━━━ Data excerpts
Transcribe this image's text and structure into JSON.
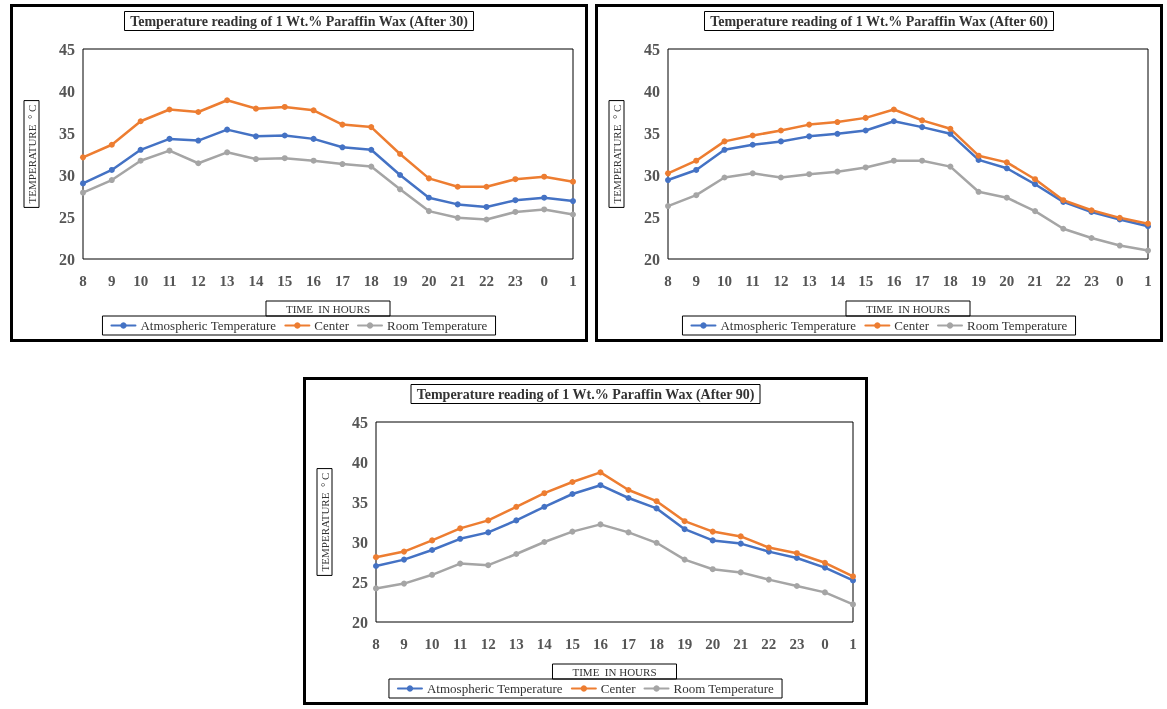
{
  "chart_data": [
    {
      "type": "line",
      "title": "Temperature reading of 1 Wt.% Paraffin Wax (After 30)",
      "xlabel": "TIME  IN HOURS",
      "ylabel": "TEMPERATURE  ° C",
      "categories": [
        "8",
        "9",
        "10",
        "11",
        "12",
        "13",
        "14",
        "15",
        "16",
        "17",
        "18",
        "19",
        "20",
        "21",
        "22",
        "23",
        "0",
        "1"
      ],
      "ylim": [
        20,
        45
      ],
      "yticks": [
        20,
        25,
        30,
        35,
        40,
        45
      ],
      "grid": false,
      "legend": "bottom",
      "marker": "circle",
      "line_style": "solid",
      "series": [
        {
          "name": "Atmospheric Temperature",
          "color": "#4472c4",
          "values": [
            29.0,
            30.6,
            33.0,
            34.3,
            34.1,
            35.4,
            34.6,
            34.7,
            34.3,
            33.3,
            33.0,
            30.0,
            27.3,
            26.5,
            26.2,
            27.0,
            27.3,
            26.9
          ]
        },
        {
          "name": "Center",
          "color": "#ed7d31",
          "values": [
            32.1,
            33.6,
            36.4,
            37.8,
            37.5,
            38.9,
            37.9,
            38.1,
            37.7,
            36.0,
            35.7,
            32.5,
            29.6,
            28.6,
            28.6,
            29.5,
            29.8,
            29.2
          ]
        },
        {
          "name": "Room Temperature",
          "color": "#a5a5a5",
          "values": [
            27.9,
            29.4,
            31.7,
            32.9,
            31.4,
            32.7,
            31.9,
            32.0,
            31.7,
            31.3,
            31.0,
            28.3,
            25.7,
            24.9,
            24.7,
            25.6,
            25.9,
            25.3
          ]
        }
      ]
    },
    {
      "type": "line",
      "title": "Temperature reading of 1 Wt.% Paraffin Wax (After 60)",
      "xlabel": "TIME  IN HOURS",
      "ylabel": "TEMPERATURE  ° C",
      "categories": [
        "8",
        "9",
        "10",
        "11",
        "12",
        "13",
        "14",
        "15",
        "16",
        "17",
        "18",
        "19",
        "20",
        "21",
        "22",
        "23",
        "0",
        "1"
      ],
      "ylim": [
        20,
        45
      ],
      "yticks": [
        20,
        25,
        30,
        35,
        40,
        45
      ],
      "grid": false,
      "legend": "bottom",
      "marker": "circle",
      "line_style": "solid",
      "series": [
        {
          "name": "Atmospheric Temperature",
          "color": "#4472c4",
          "values": [
            29.4,
            30.6,
            33.0,
            33.6,
            34.0,
            34.6,
            34.9,
            35.3,
            36.4,
            35.7,
            34.9,
            31.8,
            30.8,
            28.9,
            26.8,
            25.6,
            24.7,
            23.9
          ]
        },
        {
          "name": "Center",
          "color": "#ed7d31",
          "values": [
            30.2,
            31.7,
            34.0,
            34.7,
            35.3,
            36.0,
            36.3,
            36.8,
            37.8,
            36.5,
            35.5,
            32.3,
            31.5,
            29.5,
            27.0,
            25.8,
            24.9,
            24.2
          ]
        },
        {
          "name": "Room Temperature",
          "color": "#a5a5a5",
          "values": [
            26.3,
            27.6,
            29.7,
            30.2,
            29.7,
            30.1,
            30.4,
            30.9,
            31.7,
            31.7,
            31.0,
            28.0,
            27.3,
            25.7,
            23.6,
            22.5,
            21.6,
            21.0
          ]
        }
      ]
    },
    {
      "type": "line",
      "title": "Temperature reading of 1 Wt.% Paraffin Wax (After 90)",
      "xlabel": "TIME  IN HOURS",
      "ylabel": "TEMPERATURE  ° C",
      "categories": [
        "8",
        "9",
        "10",
        "11",
        "12",
        "13",
        "14",
        "15",
        "16",
        "17",
        "18",
        "19",
        "20",
        "21",
        "22",
        "23",
        "0",
        "1"
      ],
      "ylim": [
        20,
        45
      ],
      "yticks": [
        20,
        25,
        30,
        35,
        40,
        45
      ],
      "grid": false,
      "legend": "bottom",
      "marker": "circle",
      "line_style": "solid",
      "series": [
        {
          "name": "Atmospheric Temperature",
          "color": "#4472c4",
          "values": [
            27.0,
            27.8,
            29.0,
            30.4,
            31.2,
            32.7,
            34.4,
            36.0,
            37.1,
            35.5,
            34.2,
            31.6,
            30.2,
            29.8,
            28.8,
            28.0,
            26.8,
            25.2
          ]
        },
        {
          "name": "Center",
          "color": "#ed7d31",
          "values": [
            28.1,
            28.8,
            30.2,
            31.7,
            32.7,
            34.4,
            36.1,
            37.5,
            38.7,
            36.5,
            35.1,
            32.6,
            31.3,
            30.7,
            29.3,
            28.6,
            27.4,
            25.7
          ]
        },
        {
          "name": "Room Temperature",
          "color": "#a5a5a5",
          "values": [
            24.2,
            24.8,
            25.9,
            27.3,
            27.1,
            28.5,
            30.0,
            31.3,
            32.2,
            31.2,
            29.9,
            27.8,
            26.6,
            26.2,
            25.3,
            24.5,
            23.7,
            22.2
          ]
        }
      ]
    }
  ]
}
━━━━━━
> **What you need to do**
Look through the entries and find each line that has the string "After". Copy those lines.

> **Final answer**
      "title": "Temperature reading of 1 Wt.% Paraffin Wax (After 30)",
      "title": "Temperature reading of 1 Wt.% Paraffin Wax (After 60)",
      "title": "Temperature reading of 1 Wt.% Paraffin Wax (After 90)",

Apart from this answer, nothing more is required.